+++ Extract provided +++

Correctness: The claims and method are mostly correct. Convergence property is not fully discussed.

Clarity: The paper is mostly clearly written. The rigorous definitions of notation (Q_\theta, \hat{A}) are missing.

Relation to Prior Work: The paper discussed prior related works. It would be better if the main contribution and difference can be discussed more explicitly.

Reproducibility: Yes

Additional Feedback:

Review 4

Summary and Contributions: This paper proposes an approach to batch RL. When training from pre-recorded trajectory, the technique only trains using the steps that are better than what the current policy wants to do. Examples where the trajectory is worse than the choice of the current policy are omitted from training.

Strengths: The idea is simple to understand. The idea seems like it has general applicability to most batch RL algorithms. This helps significance of the work to the field as it will likely be a useful tool for further research. Evaluation is performed across a wide range of environments and with modern SOTA comparisons.

Weaknesses: If I was unkind I might say that the simplicity of the technique prevents it from being particularly novel, and that the paper cannot bring much new knowledge to the field. It seems unlikely that many deeper insights remain to be gleaned based on this idea, which adversely affects the impact.

Correctness: As far as I can see the paper is technically correct. This is unsurprising given the simplicity of the idea.

Clarity: The idea is simple and is quite clearly articulated in the paper.

Relation to Prior Work: I am not an expert in batch RL but related work seems good with up to date references and comparisons

Reproducibility: Yes

Additional Feedback: Post-rebuttal: After reading the other reviews and rebuttal, I am happy to maintain my previous rating.

+++ Data excerpts +++

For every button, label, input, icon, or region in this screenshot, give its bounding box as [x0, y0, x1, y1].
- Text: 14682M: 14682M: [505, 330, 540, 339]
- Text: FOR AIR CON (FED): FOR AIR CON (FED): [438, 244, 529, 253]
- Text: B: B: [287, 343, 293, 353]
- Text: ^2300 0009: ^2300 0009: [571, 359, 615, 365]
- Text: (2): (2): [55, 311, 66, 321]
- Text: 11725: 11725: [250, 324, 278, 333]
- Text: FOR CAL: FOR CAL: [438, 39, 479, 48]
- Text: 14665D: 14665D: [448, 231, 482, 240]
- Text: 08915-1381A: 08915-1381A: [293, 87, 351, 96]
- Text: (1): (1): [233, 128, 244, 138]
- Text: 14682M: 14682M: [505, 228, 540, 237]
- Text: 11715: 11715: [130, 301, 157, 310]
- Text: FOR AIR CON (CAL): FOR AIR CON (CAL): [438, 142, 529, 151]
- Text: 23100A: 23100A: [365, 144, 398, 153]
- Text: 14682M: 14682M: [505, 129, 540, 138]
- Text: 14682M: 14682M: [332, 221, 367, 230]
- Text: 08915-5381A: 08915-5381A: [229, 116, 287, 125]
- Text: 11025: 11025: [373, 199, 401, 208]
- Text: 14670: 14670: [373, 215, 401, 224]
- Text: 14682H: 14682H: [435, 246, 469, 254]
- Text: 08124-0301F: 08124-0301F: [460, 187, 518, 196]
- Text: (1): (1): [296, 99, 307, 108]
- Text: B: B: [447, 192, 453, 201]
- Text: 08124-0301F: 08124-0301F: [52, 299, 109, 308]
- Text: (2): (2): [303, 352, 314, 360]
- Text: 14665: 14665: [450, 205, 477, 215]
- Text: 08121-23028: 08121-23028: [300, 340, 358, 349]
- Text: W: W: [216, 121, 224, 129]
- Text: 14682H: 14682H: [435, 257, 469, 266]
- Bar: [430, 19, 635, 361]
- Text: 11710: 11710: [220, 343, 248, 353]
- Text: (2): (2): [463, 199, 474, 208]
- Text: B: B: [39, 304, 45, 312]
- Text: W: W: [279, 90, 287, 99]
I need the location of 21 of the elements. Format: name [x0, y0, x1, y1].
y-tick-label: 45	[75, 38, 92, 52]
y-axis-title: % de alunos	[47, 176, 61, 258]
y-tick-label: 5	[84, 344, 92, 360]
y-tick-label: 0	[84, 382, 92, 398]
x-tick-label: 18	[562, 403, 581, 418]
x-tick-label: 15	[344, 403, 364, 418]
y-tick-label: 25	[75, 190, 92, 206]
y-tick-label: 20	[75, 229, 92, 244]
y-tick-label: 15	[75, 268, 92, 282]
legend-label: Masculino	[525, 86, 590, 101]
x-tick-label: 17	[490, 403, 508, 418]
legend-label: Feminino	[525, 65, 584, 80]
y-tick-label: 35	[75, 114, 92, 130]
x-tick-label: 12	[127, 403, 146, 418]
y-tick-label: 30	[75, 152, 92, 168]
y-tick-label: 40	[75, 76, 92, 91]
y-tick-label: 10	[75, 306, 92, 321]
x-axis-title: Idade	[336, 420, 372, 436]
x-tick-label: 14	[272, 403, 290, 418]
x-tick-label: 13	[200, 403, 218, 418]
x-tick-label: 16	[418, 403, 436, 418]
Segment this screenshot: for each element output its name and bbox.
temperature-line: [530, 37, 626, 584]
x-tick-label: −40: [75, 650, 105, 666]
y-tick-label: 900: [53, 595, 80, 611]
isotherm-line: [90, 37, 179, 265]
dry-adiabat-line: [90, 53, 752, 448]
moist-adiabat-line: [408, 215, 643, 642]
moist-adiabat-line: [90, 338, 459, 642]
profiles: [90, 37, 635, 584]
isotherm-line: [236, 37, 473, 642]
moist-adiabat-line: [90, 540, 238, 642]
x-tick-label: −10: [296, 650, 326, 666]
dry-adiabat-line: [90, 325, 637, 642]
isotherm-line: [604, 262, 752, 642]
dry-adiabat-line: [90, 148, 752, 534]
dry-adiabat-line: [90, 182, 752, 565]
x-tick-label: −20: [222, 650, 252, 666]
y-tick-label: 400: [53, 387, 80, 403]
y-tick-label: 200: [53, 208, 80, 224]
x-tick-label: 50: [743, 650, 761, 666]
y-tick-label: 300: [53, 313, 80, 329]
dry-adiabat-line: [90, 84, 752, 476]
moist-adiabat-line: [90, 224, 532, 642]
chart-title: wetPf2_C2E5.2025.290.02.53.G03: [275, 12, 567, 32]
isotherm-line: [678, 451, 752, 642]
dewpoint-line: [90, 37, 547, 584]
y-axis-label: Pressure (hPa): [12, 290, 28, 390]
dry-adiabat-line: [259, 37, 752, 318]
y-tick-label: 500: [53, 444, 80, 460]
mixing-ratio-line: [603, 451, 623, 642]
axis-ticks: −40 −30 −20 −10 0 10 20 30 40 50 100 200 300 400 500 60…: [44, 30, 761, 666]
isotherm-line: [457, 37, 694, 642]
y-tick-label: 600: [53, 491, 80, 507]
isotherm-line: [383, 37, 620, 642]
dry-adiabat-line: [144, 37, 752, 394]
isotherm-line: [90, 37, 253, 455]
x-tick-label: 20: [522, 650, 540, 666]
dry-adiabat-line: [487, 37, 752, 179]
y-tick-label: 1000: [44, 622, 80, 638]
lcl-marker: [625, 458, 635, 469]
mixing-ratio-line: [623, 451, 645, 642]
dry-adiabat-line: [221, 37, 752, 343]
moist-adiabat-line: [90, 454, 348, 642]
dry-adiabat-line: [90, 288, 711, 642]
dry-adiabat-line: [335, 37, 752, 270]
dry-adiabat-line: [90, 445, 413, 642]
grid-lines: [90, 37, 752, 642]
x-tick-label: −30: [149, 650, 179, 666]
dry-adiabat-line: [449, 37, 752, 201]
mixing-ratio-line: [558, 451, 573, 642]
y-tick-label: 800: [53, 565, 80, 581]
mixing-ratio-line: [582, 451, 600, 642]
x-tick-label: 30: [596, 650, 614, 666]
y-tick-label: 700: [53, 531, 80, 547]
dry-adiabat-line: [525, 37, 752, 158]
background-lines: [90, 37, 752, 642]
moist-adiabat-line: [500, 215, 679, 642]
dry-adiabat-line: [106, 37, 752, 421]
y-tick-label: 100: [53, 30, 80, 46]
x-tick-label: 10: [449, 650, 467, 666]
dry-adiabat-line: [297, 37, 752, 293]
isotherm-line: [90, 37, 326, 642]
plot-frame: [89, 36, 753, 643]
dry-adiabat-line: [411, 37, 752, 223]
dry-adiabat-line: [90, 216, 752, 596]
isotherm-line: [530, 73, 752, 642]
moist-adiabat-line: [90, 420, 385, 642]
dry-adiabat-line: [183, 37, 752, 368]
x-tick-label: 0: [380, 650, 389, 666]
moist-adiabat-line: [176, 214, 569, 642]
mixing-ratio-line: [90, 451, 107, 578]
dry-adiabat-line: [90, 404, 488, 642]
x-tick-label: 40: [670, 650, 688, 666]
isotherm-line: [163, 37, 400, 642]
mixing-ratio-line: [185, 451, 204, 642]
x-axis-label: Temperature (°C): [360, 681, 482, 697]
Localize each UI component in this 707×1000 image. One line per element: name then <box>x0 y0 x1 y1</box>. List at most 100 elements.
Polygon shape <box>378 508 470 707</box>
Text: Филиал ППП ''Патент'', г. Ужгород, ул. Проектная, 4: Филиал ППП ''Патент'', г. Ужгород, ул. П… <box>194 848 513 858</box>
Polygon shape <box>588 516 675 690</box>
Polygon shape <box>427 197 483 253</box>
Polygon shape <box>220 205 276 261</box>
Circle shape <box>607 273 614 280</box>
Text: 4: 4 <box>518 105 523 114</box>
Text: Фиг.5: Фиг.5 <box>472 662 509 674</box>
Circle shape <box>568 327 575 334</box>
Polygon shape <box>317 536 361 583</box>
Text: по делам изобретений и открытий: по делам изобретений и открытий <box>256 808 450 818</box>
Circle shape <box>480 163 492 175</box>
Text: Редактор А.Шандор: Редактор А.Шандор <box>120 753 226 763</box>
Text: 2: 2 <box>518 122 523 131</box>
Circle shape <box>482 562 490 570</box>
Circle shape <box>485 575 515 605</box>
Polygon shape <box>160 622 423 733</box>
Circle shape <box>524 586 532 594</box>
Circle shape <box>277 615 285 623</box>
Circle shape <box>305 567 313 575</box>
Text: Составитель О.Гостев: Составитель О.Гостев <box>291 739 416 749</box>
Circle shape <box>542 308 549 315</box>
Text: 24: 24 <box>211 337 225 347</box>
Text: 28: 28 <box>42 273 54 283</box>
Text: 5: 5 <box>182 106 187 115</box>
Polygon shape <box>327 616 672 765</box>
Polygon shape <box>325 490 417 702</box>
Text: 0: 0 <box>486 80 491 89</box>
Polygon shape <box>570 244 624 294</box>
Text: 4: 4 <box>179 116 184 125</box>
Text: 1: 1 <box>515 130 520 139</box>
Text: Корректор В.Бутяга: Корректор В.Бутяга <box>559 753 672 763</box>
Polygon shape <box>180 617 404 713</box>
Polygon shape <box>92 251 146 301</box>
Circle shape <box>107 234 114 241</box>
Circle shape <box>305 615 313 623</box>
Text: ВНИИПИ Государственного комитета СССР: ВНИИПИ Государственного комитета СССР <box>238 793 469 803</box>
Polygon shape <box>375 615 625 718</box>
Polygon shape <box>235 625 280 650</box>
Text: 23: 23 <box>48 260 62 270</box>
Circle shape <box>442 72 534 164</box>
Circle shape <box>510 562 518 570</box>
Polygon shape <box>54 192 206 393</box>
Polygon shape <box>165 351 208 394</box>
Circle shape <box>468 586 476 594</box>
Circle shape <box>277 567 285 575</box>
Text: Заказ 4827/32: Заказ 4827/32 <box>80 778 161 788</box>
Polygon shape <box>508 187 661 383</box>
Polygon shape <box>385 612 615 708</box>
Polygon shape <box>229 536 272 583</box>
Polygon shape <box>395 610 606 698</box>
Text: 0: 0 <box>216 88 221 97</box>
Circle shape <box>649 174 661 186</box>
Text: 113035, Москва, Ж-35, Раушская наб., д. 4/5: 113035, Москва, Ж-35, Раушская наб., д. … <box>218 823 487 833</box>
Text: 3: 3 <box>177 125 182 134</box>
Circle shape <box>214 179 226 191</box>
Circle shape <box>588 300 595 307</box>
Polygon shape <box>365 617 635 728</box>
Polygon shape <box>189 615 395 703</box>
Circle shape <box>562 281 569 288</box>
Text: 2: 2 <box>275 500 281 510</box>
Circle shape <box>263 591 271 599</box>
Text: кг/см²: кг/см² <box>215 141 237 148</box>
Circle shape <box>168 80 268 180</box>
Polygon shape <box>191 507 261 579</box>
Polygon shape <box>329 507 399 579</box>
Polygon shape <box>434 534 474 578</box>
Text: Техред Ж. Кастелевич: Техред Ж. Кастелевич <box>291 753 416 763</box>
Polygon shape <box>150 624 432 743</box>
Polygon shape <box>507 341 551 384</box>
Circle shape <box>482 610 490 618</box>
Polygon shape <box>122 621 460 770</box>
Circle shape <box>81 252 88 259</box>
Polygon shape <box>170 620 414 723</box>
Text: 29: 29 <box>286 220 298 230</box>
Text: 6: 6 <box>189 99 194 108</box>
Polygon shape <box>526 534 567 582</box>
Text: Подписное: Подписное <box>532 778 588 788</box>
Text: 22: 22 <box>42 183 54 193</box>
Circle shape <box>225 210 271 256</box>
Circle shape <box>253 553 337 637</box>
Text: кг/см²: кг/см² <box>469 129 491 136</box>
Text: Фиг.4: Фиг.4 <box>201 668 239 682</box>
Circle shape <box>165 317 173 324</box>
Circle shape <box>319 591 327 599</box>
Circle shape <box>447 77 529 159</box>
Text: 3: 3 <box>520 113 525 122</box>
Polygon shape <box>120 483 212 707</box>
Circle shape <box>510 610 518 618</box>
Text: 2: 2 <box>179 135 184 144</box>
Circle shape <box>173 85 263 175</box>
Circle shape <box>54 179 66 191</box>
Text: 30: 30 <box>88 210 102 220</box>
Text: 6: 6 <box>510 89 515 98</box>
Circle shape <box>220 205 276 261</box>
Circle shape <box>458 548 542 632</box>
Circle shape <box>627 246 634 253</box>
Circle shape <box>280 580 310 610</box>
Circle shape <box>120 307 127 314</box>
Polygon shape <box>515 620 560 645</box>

+++

§ Tasks and exercises:
**1)** According to the review excerpt, which training examples does the Review 4 technique omit?
**2)** Reproduce the stored entries verbatim, starting at their first line and stopping after the line that contains "76, 92, 91]".

§ Solutions to the exercise:
**1)** It omits examples where the trajectory is worse than the choice of the current policy.

**2)**
For every button, label, input, icon, or region in this screenshot, give its bounding box as [x0, y0, x1, y1].
- Text: 14682M: 14682M: [505, 330, 540, 339]
- Text: FOR AIR CON (FED): FOR AIR CON (FED): [438, 244, 529, 253]
- Text: B: B: [287, 343, 293, 353]
- Text: ^2300 0009: ^2300 0009: [571, 359, 615, 365]
- Text: (2): (2): [55, 311, 66, 321]
- Text: 11725: 11725: [250, 324, 278, 333]
- Text: FOR CAL: FOR CAL: [438, 39, 479, 48]
- Text: 14665D: 14665D: [448, 231, 482, 240]
- Text: 08915-1381A: 08915-1381A: [293, 87, 351, 96]
- Text: (1): (1): [233, 128, 244, 138]
- Text: 14682M: 14682M: [505, 228, 540, 237]
- Text: 11715: 11715: [130, 301, 157, 310]
- Text: FOR AIR CON (CAL): FOR AIR CON (CAL): [438, 142, 529, 151]
- Text: 23100A: 23100A: [365, 144, 398, 153]
- Text: 14682M: 14682M: [505, 129, 540, 138]
- Text: 14682M: 14682M: [332, 221, 367, 230]
- Text: 08915-5381A: 08915-5381A: [229, 116, 287, 125]
- Text: 11025: 11025: [373, 199, 401, 208]
- Text: 14670: 14670: [373, 215, 401, 224]
- Text: 14682H: 14682H: [435, 246, 469, 254]
- Text: 08124-0301F: 08124-0301F: [460, 187, 518, 196]
- Text: (1): (1): [296, 99, 307, 108]
- Text: B: B: [447, 192, 453, 201]
- Text: 08124-0301F: 08124-0301F: [52, 299, 109, 308]
- Text: (2): (2): [303, 352, 314, 360]
- Text: 14665: 14665: [450, 205, 477, 215]
- Text: 08121-23028: 08121-23028: [300, 340, 358, 349]
- Text: W: W: [216, 121, 224, 129]
- Text: 14682H: 14682H: [435, 257, 469, 266]
- Bar: [430, 19, 635, 361]
- Text: 11710: 11710: [220, 343, 248, 353]
- Text: (2): (2): [463, 199, 474, 208]
- Text: B: B: [39, 304, 45, 312]
- Text: W: W: [279, 90, 287, 99]
I need the location of 21 of the elements. Format: name [x0, y0, x1, y1].
y-tick-label: 45	[75, 38, 92, 52]
y-axis-title: % de alunos	[47, 176, 61, 258]
y-tick-label: 5	[84, 344, 92, 360]
y-tick-label: 0	[84, 382, 92, 398]
x-tick-label: 18	[562, 403, 581, 418]
x-tick-label: 15	[344, 403, 364, 418]
y-tick-label: 25	[75, 190, 92, 206]
y-tick-label: 20	[75, 229, 92, 244]
y-tick-label: 15	[75, 268, 92, 282]
legend-label: Masculino	[525, 86, 590, 101]
x-tick-label: 17	[490, 403, 508, 418]
legend-label: Feminino	[525, 65, 584, 80]
y-tick-label: 35	[75, 114, 92, 130]
x-tick-label: 12	[127, 403, 146, 418]
y-tick-label: 30	[75, 152, 92, 168]
y-tick-label: 40	[75, 76, 92, 91]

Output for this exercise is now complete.